[start PROVIDED TEXT]

The Scopians claim that the greater Macedonia was divided in 1912 (1st Balkan War) between Greece (52%), Serbia (38%) and Bulgaria (10%). The truth is that this large area was what the Ottomans called Macedonia and in other words the three ‘vilayets’(districts) of Thessaloniki, Monastiri and Kossovo (Scopje). The district of today’s Scopje for example (vilayet of Kossovo), never belonged to Macedonia. It was the dominion of the Dardanians, enemies of Macedons.
According to the most profound contemporary researcher of ancient Macedonia, the historian N.G.L. Hammond:
“The earliest surviving statement about the Macedonians and their habitat was made by the Greek poet Hesiod, writing c.700 B.C. He cast the traditions about the peoples of this time into the form of genealogies, in which the eponymous ancestors of ethnic groups were related to one another. Thus Deucalion, living in Thessaly, had a son, Hellen (Έλλην) and a daughter Thyia (Θυϊα). The sons of Hellen, the eponymous ancestor of the Hellenes, were Dorus, Xouthus and Aeolus, these being the ancestors of the three dialect groups into which the Hellenes as speakers of the Greek language were divided – namely Doric, Ionic (Ion being a son of Xouthus) and Aeolic. Of Deucalion’s daughter Thyia, Hesiod wrote:
She conceived and bore to Zeus, whose joy is the thunderbolt,
Two sons, Magnes and Macedon who goes to war in a chariot,
And they had their dwelling around Pieria and Mount Olympus.
Thus the Magnetes and the Macedonians in Hesiod’s opinion, were very closely related to the Hellenes and it follows that they also were speakers of the Greek language… Then late in the fifth century a Greek historian, Hellanicus, who visited the court of Macedonia, made the father of Macedon not Zeus but Aeolus, a think which he could not have done unless he knew that the Macedonians were speaking an Aeolic dialect of Greek. A remarkable confirmation of their Greek speech comes from Persia, who occupied Macedonia as part of their conquests in Europe c.510-480 B.C.; in the list of their subjects ‘in lands beyond the sea’ they mention ‘the Greeks wearing the shield-like hat’ (yaouna tacabara), who are unlikely to be any people other than the Macedonians well known for their wearing of (broad-brimmed) sun-hats. Moreover, the place-names of Olympus and Pieria are predominantly Greek. They are likely to have been attributed to the mountains, rivers and springs of the ‘rich land’ (Pieria) by Greek-speaking inhabitants in very early times” (‘The miracle that was Macedonia’, London, 1991).

[end PROVIDED TEXT]

WRITTEN TASK A:
Answer these from the passage on Macedonia:
(i) Which three vilayets made up the area the Ottomans called Macedonia?
(ii) Around which places did Magnes and Macedon have their dwelling, according to the lines quoted from Hesiod?
(iii) How did the Persians refer to the people thought to be the Macedonians in their list of subjects?

[start WORKING DATA]

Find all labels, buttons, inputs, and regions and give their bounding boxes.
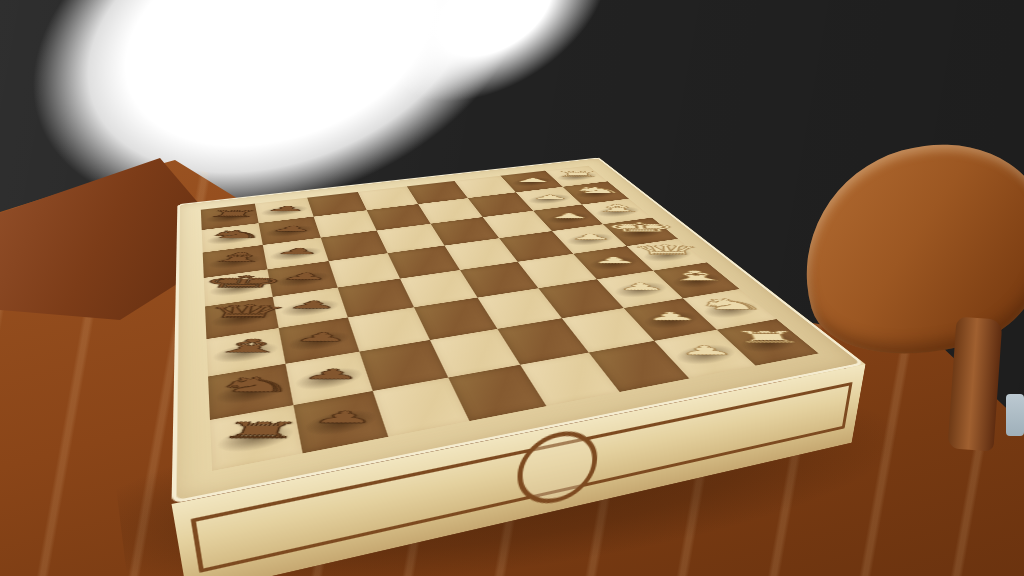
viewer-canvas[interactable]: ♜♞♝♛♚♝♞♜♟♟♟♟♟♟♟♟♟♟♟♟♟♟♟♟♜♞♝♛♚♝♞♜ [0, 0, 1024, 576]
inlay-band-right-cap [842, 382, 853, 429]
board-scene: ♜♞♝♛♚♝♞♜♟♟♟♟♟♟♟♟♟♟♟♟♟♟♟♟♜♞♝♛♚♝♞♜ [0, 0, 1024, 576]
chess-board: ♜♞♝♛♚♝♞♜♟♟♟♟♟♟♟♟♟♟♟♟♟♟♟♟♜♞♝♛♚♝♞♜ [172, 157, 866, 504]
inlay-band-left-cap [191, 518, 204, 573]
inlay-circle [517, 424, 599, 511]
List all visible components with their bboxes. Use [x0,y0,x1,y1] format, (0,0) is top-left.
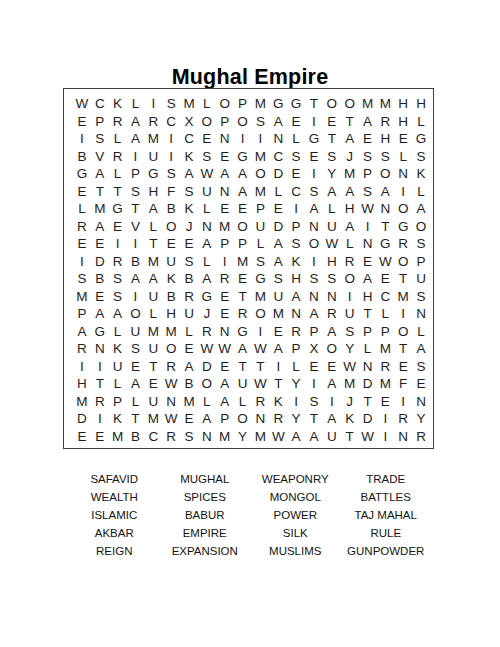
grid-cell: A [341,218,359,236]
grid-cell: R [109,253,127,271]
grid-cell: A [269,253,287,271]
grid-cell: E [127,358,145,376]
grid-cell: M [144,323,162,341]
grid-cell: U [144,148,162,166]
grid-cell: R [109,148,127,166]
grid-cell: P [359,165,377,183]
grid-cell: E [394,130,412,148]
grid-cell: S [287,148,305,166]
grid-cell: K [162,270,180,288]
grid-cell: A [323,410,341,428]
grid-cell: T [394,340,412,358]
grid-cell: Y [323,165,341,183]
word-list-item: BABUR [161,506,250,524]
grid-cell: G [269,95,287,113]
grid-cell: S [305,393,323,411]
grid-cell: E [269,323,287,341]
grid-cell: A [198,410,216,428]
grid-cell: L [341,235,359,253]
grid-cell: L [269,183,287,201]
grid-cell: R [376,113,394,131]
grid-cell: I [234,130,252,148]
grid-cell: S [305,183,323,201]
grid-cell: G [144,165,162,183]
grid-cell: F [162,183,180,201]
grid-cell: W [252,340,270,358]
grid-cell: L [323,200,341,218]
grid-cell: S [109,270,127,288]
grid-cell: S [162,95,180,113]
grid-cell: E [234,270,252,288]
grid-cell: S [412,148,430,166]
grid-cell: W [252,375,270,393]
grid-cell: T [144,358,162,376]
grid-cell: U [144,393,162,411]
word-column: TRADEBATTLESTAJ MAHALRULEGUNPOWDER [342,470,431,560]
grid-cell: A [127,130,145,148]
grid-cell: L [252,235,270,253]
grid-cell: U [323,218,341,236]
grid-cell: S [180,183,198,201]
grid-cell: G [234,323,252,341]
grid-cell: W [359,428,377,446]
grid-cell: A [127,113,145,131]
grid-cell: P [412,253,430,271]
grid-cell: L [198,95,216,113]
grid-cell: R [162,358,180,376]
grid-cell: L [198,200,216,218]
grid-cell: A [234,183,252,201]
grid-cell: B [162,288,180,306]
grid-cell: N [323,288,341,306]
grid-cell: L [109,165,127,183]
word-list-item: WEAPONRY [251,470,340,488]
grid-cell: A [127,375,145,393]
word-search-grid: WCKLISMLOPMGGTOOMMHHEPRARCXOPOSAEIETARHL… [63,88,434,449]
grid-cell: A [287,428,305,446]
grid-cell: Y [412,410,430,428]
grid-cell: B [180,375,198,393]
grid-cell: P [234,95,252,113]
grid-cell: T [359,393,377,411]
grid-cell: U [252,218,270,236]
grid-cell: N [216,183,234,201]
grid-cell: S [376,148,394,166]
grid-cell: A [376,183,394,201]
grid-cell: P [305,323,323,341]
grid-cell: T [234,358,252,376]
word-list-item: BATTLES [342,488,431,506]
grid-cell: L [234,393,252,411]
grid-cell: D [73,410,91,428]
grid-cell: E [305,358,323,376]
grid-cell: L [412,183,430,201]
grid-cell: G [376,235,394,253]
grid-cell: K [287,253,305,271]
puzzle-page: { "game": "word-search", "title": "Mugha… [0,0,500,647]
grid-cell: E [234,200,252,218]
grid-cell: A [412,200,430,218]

[end WORKING DATA]

WRITTEN TASK B: Please identify every line of the records that contains the string "inlay". Case counts.

COMPLETE ANSWER A:
(i) Thessaloniki, Monastiri and Kossovo (Scopje).
(ii) Around Pieria and Mount Olympus.
(iii) As "the Greeks wearing the shield-like hat" (yaouna tacabara).

COMPLETE ANSWER B:
inlay-band-right-cap [842, 382, 853, 429]
inlay-band-left-cap [191, 518, 204, 573]
inlay-circle [517, 424, 599, 511]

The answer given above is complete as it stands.